→ Dataset entries
○ ○ ○ ○

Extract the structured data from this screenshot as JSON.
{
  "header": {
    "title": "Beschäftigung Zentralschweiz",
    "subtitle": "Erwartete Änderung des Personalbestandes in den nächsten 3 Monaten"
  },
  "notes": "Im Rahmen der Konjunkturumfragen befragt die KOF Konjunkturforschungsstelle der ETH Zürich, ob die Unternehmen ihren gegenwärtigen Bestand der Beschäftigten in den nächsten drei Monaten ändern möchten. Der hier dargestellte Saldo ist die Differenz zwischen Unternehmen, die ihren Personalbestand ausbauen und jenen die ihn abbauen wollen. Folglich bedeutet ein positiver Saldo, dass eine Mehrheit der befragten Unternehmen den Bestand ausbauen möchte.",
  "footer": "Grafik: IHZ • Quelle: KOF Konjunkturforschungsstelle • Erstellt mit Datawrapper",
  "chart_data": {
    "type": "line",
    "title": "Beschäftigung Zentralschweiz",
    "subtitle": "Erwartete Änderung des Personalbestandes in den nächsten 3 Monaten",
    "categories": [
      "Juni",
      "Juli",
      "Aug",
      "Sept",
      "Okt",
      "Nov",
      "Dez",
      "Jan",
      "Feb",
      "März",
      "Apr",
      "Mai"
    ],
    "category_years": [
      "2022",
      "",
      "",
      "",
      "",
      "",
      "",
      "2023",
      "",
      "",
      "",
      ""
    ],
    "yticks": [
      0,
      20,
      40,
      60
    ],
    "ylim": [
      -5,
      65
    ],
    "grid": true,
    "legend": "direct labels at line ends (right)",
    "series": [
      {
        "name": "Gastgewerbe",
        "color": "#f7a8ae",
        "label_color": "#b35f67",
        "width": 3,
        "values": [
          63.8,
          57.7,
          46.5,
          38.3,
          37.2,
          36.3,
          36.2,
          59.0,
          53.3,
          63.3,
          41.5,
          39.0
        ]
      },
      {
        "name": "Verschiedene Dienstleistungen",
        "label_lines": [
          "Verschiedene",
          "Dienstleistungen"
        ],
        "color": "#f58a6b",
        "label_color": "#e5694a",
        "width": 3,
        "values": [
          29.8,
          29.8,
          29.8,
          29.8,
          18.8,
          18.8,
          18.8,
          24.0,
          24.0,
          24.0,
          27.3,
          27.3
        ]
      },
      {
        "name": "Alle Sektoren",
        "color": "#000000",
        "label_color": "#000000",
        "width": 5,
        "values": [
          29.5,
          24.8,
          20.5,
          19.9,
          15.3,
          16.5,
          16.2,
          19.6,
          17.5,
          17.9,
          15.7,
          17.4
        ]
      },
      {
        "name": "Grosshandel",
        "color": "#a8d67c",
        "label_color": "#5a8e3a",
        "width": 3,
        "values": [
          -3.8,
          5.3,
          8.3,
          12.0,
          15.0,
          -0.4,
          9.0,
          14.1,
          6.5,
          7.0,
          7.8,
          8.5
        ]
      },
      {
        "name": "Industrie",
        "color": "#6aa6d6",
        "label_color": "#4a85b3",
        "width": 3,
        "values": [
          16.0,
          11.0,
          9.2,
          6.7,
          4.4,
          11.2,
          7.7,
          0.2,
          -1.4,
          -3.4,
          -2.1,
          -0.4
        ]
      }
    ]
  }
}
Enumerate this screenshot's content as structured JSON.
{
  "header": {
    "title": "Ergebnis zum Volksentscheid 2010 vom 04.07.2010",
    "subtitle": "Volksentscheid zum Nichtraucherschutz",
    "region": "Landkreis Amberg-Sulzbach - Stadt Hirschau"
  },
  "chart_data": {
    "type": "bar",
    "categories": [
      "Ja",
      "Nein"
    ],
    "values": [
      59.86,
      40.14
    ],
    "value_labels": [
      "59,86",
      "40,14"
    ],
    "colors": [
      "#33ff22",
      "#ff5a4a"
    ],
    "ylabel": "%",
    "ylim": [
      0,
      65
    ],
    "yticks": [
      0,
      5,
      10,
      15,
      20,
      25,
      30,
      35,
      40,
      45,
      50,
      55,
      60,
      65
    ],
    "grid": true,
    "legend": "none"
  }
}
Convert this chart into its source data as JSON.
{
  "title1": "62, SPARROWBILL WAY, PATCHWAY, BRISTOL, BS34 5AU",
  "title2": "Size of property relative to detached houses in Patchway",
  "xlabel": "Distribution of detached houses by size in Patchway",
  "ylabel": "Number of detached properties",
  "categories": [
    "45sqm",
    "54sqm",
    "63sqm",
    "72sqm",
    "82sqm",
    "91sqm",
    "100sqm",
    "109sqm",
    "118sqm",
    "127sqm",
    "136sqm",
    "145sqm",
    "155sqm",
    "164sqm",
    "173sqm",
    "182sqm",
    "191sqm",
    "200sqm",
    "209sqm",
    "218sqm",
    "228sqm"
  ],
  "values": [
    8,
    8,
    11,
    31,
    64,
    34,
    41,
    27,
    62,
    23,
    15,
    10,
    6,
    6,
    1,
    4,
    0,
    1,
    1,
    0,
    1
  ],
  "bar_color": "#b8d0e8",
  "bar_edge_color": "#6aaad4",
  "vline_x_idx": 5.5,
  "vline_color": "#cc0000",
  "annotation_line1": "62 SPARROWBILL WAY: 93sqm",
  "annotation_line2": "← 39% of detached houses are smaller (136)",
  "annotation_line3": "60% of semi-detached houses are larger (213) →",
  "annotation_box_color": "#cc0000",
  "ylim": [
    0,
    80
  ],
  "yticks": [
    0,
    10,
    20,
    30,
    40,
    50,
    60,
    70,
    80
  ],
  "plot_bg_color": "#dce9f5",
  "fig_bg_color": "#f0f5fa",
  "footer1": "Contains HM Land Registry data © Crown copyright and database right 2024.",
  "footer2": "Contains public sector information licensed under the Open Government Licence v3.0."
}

○ ○ ○ ○

Show every line from the entries above in which the word "Contains" appears.

  "footer1": "Contains HM Land Registry data © Crown copyright and database right 2024.",
  "footer2": "Contains public sector information licensed under the Open Government Licence v3.0."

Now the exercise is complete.